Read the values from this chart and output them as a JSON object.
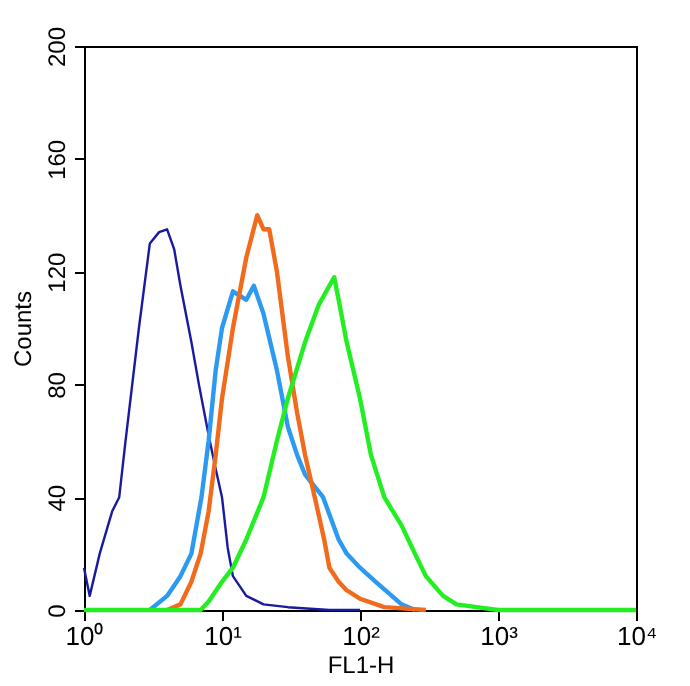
{
  "chart_data": {
    "type": "line",
    "xlabel": "FL1-H",
    "ylabel": "Counts",
    "log": "x",
    "grid": false,
    "marker": "none",
    "line_style": "solid",
    "xlim": [
      1,
      10000
    ],
    "xticks": [
      {
        "value": 1,
        "label": "10⁰"
      },
      {
        "value": 10,
        "label": "10¹"
      },
      {
        "value": 100,
        "label": "10²"
      },
      {
        "value": 1000,
        "label": "10³"
      },
      {
        "value": 10000,
        "label": "10⁴"
      }
    ],
    "ylim": [
      0,
      200
    ],
    "yticks": [
      0,
      40,
      80,
      120,
      160,
      200
    ],
    "series": [
      {
        "color": "#1a1a9e",
        "x": [
          1,
          1.1,
          1.3,
          1.6,
          1.8,
          2,
          2.5,
          3,
          3.5,
          4,
          4.5,
          5,
          6,
          6.8,
          8,
          9,
          10,
          11,
          12,
          15,
          20,
          30,
          60,
          100
        ],
        "values": [
          15,
          5,
          20,
          35,
          40,
          60,
          100,
          130,
          134,
          135,
          128,
          115,
          95,
          80,
          62,
          50,
          40,
          22,
          12,
          5,
          2,
          1,
          0,
          0
        ]
      },
      {
        "color": "#2b9af0",
        "x": [
          3,
          4,
          5,
          6,
          7.1,
          8,
          9,
          10,
          12,
          15,
          17,
          20,
          25,
          30,
          35,
          40,
          54,
          70,
          80,
          100,
          130,
          170,
          200,
          250
        ],
        "values": [
          0,
          5,
          12,
          20,
          40,
          60,
          85,
          100,
          113,
          110,
          115,
          105,
          85,
          65,
          55,
          48,
          40,
          25,
          20,
          15,
          10,
          5,
          2,
          0
        ]
      },
      {
        "color": "#f26a1b",
        "x": [
          4,
          5,
          6,
          7,
          8,
          9,
          10,
          12,
          15,
          18,
          20,
          22,
          25,
          30,
          35,
          40,
          47,
          55,
          60,
          70,
          80,
          100,
          150,
          300
        ],
        "values": [
          0,
          2,
          10,
          20,
          35,
          55,
          75,
          100,
          125,
          140,
          135,
          135,
          120,
          90,
          70,
          55,
          40,
          25,
          15,
          10,
          7,
          4,
          1,
          0
        ]
      },
      {
        "color": "#22ee22",
        "x": [
          1,
          7,
          8,
          10,
          12,
          15,
          20,
          25,
          30,
          40,
          50,
          60,
          65,
          70,
          80,
          100,
          120,
          150,
          200,
          250,
          300,
          400,
          500,
          700,
          1000,
          10000
        ],
        "values": [
          0,
          0,
          3,
          10,
          15,
          25,
          40,
          60,
          75,
          95,
          108,
          115,
          118,
          110,
          95,
          75,
          55,
          40,
          30,
          20,
          12,
          5,
          2,
          1,
          0,
          0
        ]
      }
    ]
  }
}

Goal: Every record above must be given again exactly; drop the pictures.

Problem solution:
Read the values from this chart and output them as a JSON object.
{
  "chart_data": {
    "type": "line",
    "xlabel": "FL1-H",
    "ylabel": "Counts",
    "log": "x",
    "grid": false,
    "marker": "none",
    "line_style": "solid",
    "xlim": [
      1,
      10000
    ],
    "xticks": [
      {
        "value": 1,
        "label": "10⁰"
      },
      {
        "value": 10,
        "label": "10¹"
      },
      {
        "value": 100,
        "label": "10²"
      },
      {
        "value": 1000,
        "label": "10³"
      },
      {
        "value": 10000,
        "label": "10⁴"
      }
    ],
    "ylim": [
      0,
      200
    ],
    "yticks": [
      0,
      40,
      80,
      120,
      160,
      200
    ],
    "series": [
      {
        "color": "#1a1a9e",
        "x": [
          1,
          1.1,
          1.3,
          1.6,
          1.8,
          2,
          2.5,
          3,
          3.5,
          4,
          4.5,
          5,
          6,
          6.8,
          8,
          9,
          10,
          11,
          12,
          15,
          20,
          30,
          60,
          100
        ],
        "values": [
          15,
          5,
          20,
          35,
          40,
          60,
          100,
          130,
          134,
          135,
          128,
          115,
          95,
          80,
          62,
          50,
          40,
          22,
          12,
          5,
          2,
          1,
          0,
          0
        ]
      },
      {
        "color": "#2b9af0",
        "x": [
          3,
          4,
          5,
          6,
          7.1,
          8,
          9,
          10,
          12,
          15,
          17,
          20,
          25,
          30,
          35,
          40,
          54,
          70,
          80,
          100,
          130,
          170,
          200,
          250
        ],
        "values": [
          0,
          5,
          12,
          20,
          40,
          60,
          85,
          100,
          113,
          110,
          115,
          105,
          85,
          65,
          55,
          48,
          40,
          25,
          20,
          15,
          10,
          5,
          2,
          0
        ]
      },
      {
        "color": "#f26a1b",
        "x": [
          4,
          5,
          6,
          7,
          8,
          9,
          10,
          12,
          15,
          18,
          20,
          22,
          25,
          30,
          35,
          40,
          47,
          55,
          60,
          70,
          80,
          100,
          150,
          300
        ],
        "values": [
          0,
          2,
          10,
          20,
          35,
          55,
          75,
          100,
          125,
          140,
          135,
          135,
          120,
          90,
          70,
          55,
          40,
          25,
          15,
          10,
          7,
          4,
          1,
          0
        ]
      },
      {
        "color": "#22ee22",
        "x": [
          1,
          7,
          8,
          10,
          12,
          15,
          20,
          25,
          30,
          40,
          50,
          60,
          65,
          70,
          80,
          100,
          120,
          150,
          200,
          250,
          300,
          400,
          500,
          700,
          1000,
          10000
        ],
        "values": [
          0,
          0,
          3,
          10,
          15,
          25,
          40,
          60,
          75,
          95,
          108,
          115,
          118,
          110,
          95,
          75,
          55,
          40,
          30,
          20,
          12,
          5,
          2,
          1,
          0,
          0
        ]
      }
    ]
  }
}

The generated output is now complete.